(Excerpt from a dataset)
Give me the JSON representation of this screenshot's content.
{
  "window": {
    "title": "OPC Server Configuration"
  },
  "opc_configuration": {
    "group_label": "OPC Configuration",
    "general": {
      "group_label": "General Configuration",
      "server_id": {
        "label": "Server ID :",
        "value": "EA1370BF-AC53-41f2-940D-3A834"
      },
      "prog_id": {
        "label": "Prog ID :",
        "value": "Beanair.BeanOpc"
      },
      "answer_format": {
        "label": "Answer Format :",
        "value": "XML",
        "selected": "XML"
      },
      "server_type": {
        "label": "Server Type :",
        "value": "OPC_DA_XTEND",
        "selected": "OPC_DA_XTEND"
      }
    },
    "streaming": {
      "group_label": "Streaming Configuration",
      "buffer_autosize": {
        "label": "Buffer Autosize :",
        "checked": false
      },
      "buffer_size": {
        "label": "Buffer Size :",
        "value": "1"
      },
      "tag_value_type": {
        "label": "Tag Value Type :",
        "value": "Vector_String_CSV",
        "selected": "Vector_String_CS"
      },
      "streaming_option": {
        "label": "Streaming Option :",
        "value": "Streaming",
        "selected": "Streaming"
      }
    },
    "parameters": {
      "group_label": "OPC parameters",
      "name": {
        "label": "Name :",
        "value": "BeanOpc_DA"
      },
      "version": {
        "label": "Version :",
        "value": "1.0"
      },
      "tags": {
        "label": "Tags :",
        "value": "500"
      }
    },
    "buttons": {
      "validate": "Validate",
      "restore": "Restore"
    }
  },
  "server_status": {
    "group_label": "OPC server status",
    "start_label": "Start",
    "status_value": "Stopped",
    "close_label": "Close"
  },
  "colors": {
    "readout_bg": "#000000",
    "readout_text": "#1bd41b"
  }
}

= WHAT THE TASK REQUIRES =
Every entry must be quoted exactly as it appears above.

= WRITTEN RESPONSE =
Give me the JSON representation of this screenshot's content.
{
  "window": {
    "title": "OPC Server Configuration"
  },
  "opc_configuration": {
    "group_label": "OPC Configuration",
    "general": {
      "group_label": "General Configuration",
      "server_id": {
        "label": "Server ID :",
        "value": "EA1370BF-AC53-41f2-940D-3A834"
      },
      "prog_id": {
        "label": "Prog ID :",
        "value": "Beanair.BeanOpc"
      },
      "answer_format": {
        "label": "Answer Format :",
        "value": "XML",
        "selected": "XML"
      },
      "server_type": {
        "label": "Server Type :",
        "value": "OPC_DA_XTEND",
        "selected": "OPC_DA_XTEND"
      }
    },
    "streaming": {
      "group_label": "Streaming Configuration",
      "buffer_autosize": {
        "label": "Buffer Autosize :",
        "checked": false
      },
      "buffer_size": {
        "label": "Buffer Size :",
        "value": "1"
      },
      "tag_value_type": {
        "label": "Tag Value Type :",
        "value": "Vector_String_CSV",
        "selected": "Vector_String_CS"
      },
      "streaming_option": {
        "label": "Streaming Option :",
        "value": "Streaming",
        "selected": "Streaming"
      }
    },
    "parameters": {
      "group_label": "OPC parameters",
      "name": {
        "label": "Name :",
        "value": "BeanOpc_DA"
      },
      "version": {
        "label": "Version :",
        "value": "1.0"
      },
      "tags": {
        "label": "Tags :",
        "value": "500"
      }
    },
    "buttons": {
      "validate": "Validate",
      "restore": "Restore"
    }
  },
  "server_status": {
    "group_label": "OPC server status",
    "start_label": "Start",
    "status_value": "Stopped",
    "close_label": "Close"
  },
  "colors": {
    "readout_bg": "#000000",
    "readout_text": "#1bd41b"
  }
}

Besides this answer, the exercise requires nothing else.